* [RECORDS TO USE]
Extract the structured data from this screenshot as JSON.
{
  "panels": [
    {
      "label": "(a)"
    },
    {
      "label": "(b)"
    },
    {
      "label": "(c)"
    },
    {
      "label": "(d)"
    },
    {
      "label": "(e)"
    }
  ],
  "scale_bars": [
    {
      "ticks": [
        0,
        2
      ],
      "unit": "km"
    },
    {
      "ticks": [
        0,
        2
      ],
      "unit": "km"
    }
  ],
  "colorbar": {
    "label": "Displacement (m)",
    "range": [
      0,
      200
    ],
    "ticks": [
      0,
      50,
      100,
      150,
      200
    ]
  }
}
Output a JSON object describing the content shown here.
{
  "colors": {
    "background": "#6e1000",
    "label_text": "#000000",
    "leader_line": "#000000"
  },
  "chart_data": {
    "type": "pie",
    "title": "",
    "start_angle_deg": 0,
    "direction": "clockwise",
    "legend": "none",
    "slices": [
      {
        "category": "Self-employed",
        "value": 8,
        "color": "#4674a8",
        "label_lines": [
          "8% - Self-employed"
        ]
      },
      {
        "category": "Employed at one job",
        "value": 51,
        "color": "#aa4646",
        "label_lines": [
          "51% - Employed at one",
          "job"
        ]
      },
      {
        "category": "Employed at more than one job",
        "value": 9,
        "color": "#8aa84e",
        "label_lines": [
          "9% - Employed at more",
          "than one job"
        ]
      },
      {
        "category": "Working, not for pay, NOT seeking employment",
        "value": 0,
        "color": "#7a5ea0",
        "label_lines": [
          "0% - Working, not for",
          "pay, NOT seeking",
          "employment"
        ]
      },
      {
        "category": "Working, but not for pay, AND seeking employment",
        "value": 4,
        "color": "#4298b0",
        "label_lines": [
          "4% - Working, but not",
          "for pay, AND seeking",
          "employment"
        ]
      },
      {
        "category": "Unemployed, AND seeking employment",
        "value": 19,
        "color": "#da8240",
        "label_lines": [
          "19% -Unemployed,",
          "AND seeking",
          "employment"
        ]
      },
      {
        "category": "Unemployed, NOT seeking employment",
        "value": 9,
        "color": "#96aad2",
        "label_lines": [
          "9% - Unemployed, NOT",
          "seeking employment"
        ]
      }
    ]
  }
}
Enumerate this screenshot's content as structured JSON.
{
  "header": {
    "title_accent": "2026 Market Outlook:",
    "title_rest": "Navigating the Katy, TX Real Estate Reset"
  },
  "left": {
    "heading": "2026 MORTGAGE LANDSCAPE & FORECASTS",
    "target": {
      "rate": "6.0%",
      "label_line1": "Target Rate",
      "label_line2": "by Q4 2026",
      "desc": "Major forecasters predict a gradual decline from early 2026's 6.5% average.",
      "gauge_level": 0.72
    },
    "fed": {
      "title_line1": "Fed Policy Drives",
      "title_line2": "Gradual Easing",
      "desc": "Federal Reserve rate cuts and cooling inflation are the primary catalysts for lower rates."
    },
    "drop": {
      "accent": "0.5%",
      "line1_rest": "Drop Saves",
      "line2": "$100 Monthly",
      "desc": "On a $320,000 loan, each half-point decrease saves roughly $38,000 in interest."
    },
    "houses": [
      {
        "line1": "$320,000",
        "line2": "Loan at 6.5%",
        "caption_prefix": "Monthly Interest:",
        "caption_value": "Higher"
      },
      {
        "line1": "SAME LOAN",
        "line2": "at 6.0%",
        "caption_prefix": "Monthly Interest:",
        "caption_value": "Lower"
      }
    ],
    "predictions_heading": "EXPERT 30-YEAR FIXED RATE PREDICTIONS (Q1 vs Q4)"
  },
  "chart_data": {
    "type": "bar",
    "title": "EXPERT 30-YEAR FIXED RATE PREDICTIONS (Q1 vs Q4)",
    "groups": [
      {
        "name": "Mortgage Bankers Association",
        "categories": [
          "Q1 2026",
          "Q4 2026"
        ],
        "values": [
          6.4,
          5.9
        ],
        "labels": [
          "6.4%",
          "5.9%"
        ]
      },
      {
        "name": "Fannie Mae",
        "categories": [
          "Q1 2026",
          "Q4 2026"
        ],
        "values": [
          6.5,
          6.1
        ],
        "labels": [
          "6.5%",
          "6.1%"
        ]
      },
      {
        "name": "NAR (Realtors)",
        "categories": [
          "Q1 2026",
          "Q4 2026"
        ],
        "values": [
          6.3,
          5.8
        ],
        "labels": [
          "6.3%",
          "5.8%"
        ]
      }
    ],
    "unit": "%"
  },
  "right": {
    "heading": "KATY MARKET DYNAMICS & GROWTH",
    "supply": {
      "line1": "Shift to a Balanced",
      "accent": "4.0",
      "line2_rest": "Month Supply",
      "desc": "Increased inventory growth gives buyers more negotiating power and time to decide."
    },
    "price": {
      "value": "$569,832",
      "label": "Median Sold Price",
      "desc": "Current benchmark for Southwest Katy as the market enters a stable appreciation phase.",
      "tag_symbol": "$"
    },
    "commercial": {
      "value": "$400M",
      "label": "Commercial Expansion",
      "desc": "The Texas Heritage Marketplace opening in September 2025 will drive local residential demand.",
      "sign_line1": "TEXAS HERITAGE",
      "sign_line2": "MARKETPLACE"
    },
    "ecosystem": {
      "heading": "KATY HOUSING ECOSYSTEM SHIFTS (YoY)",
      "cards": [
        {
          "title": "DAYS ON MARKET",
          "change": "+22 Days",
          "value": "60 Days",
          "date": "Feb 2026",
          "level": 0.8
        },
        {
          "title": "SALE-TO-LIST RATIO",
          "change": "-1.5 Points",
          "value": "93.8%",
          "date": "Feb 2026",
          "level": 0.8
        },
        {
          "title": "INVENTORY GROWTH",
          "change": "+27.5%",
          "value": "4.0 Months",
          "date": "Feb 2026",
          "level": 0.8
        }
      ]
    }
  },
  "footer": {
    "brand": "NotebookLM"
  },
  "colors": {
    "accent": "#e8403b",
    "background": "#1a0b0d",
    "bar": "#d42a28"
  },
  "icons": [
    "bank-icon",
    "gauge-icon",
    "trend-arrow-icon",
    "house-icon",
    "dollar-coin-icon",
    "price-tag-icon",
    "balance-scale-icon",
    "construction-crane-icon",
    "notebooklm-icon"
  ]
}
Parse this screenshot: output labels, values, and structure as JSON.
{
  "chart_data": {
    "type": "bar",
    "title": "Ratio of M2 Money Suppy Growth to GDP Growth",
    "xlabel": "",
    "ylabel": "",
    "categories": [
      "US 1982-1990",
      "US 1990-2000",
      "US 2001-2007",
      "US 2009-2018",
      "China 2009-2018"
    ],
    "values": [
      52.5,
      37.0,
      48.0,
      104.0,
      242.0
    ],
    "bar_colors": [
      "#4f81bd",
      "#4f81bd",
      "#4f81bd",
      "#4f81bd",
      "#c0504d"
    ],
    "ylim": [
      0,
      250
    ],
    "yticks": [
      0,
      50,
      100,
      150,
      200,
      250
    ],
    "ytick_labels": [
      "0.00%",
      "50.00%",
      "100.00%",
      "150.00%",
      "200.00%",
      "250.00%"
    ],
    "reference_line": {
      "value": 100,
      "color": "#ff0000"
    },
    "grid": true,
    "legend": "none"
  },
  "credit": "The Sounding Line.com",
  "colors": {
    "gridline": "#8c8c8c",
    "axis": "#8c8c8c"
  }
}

* [TASK DIRECTIONS] Identify the lines that hold the word "name". Copy every one of them.

* [REPLY]
        "name": "Mortgage Bankers Association",
        "name": "Fannie Mae",
        "name": "NAR (Realtors)",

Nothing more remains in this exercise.